TEXT PASSAGE:
- - - - - - -

3. Corpus Composition and Annotation Strategy

The SI Corpus 2025 is distinguished by:

• Speaker Diversity: Drawn from an initial user base of 1.7 million, the released dataset balances L1 backgrounds, proficiency, and recording quality.
• Phased Annotation:
  • Holistic scoring by expert annotators, mapped to granular CEFR levels (A2–C1+).
  • Manual transcriptions capture fine-grained disfluencies (hesitation, repetition, repairs), code-switches, and mispronunciations using custom labeling conventions.
  • Error annotation supplies reference corrections and supports end-to-end GEC evaluation.
• Quality Assurance: Only recordings surpassing a minimum audio quality threshold and containing complete phrases are retained. Forced alignment is performed with HTK-based tools for time-synchronized annotation (Knill et al., 16 Dec 2024).

This annotation depth supports benchmarking for SLA, ASR, and SGEC under conditions of spontaneous, accent-rich learner speech.

- - - - - - -

[Data entries]
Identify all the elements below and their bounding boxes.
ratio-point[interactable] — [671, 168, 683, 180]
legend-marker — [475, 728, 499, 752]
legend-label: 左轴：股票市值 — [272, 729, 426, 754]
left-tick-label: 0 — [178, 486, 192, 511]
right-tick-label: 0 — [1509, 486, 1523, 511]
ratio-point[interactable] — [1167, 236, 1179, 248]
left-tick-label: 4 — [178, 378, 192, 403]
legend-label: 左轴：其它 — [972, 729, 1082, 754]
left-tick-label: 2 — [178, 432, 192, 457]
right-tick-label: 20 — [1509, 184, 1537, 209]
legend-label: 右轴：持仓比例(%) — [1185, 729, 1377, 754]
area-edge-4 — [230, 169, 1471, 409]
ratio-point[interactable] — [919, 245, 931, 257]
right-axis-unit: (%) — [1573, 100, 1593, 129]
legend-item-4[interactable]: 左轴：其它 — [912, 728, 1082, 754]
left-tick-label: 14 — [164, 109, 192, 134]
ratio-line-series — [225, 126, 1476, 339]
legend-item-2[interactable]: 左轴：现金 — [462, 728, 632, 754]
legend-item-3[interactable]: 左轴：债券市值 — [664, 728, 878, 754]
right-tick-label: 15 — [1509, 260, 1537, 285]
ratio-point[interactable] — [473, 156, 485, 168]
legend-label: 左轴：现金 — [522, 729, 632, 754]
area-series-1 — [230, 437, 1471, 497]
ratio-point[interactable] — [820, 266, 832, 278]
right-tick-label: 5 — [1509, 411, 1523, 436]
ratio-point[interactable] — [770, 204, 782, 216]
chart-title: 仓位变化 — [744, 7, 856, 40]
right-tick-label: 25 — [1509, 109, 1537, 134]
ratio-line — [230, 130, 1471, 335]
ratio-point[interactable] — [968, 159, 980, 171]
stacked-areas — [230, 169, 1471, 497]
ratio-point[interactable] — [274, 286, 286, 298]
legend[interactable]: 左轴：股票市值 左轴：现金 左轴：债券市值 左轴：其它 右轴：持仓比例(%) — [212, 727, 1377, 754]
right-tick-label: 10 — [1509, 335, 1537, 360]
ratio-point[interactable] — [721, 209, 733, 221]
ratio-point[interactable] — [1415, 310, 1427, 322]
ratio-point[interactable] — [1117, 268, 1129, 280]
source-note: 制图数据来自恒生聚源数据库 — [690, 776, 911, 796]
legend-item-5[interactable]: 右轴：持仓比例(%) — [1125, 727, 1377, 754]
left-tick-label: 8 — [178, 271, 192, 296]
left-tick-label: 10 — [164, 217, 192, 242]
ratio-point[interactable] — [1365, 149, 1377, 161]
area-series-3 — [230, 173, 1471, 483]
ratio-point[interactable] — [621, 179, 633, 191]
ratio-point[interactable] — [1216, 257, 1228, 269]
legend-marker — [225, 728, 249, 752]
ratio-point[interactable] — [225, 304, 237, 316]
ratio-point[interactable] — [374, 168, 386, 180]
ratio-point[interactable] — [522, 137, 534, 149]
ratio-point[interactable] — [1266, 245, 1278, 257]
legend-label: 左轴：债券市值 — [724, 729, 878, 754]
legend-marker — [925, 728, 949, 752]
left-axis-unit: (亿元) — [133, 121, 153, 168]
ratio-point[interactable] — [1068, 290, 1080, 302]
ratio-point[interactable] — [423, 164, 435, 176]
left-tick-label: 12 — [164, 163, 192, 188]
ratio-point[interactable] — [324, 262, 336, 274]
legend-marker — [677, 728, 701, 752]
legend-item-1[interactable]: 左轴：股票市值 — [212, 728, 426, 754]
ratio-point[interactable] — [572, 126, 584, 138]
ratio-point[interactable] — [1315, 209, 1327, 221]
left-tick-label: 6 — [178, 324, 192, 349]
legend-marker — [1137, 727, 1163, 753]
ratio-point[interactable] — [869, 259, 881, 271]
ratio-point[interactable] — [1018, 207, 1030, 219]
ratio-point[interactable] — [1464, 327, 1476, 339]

- - - - - - -

WORK TO COMPLETE:
1 - In the passage on the SI Corpus 2025, what tools are used to perform forced alignment?
2 - Write what comes next in the passage on the SI Corpus 2025, picking up after its final sentence.

ANSWER LIST:
1 - HTK-based tools.

2 -
4. Evaluation Methodologies and Metrics

Systems are scored using task-specific quantitative metrics:

• ASR: Speech WER (SpWER), with normalization strategies to account for learner fluency:
  • Punctuation and casing standardized
  • Optional removal of hesitations, false starts
• SLA: Regression and classification metrics, including root mean squared error (RMSE), accuracy within tolerance (±0.5, ±1.0 CEFR levels), and Pearson correlation with human scores.
• SGEC: Correction accuracy is measured against reference corrections, leveraging scalable error detection and correction metrics (M2, ERRANT F₀.₅).
• SGECF: Assesses feedback generation both for coverage and precision, emphasizing actionable learner feedback.

This multi-metric framework is designed for rigorous comparative evaluation spanning speech, language, and feedback performance (Qian et al., 16 Dec 2024).

5. Tracks and Participation Framework

The dual-track system enables both constrained and unconstrained system development:

• Closed Track: Utilizes only SI Corpus 2025, baseline systems, and specifically named external datasets (e.g., BEA-2019 for GEC, Switchboard Reannotated for disfluency detection), providing a controlled comparison and minimizing external data leakage.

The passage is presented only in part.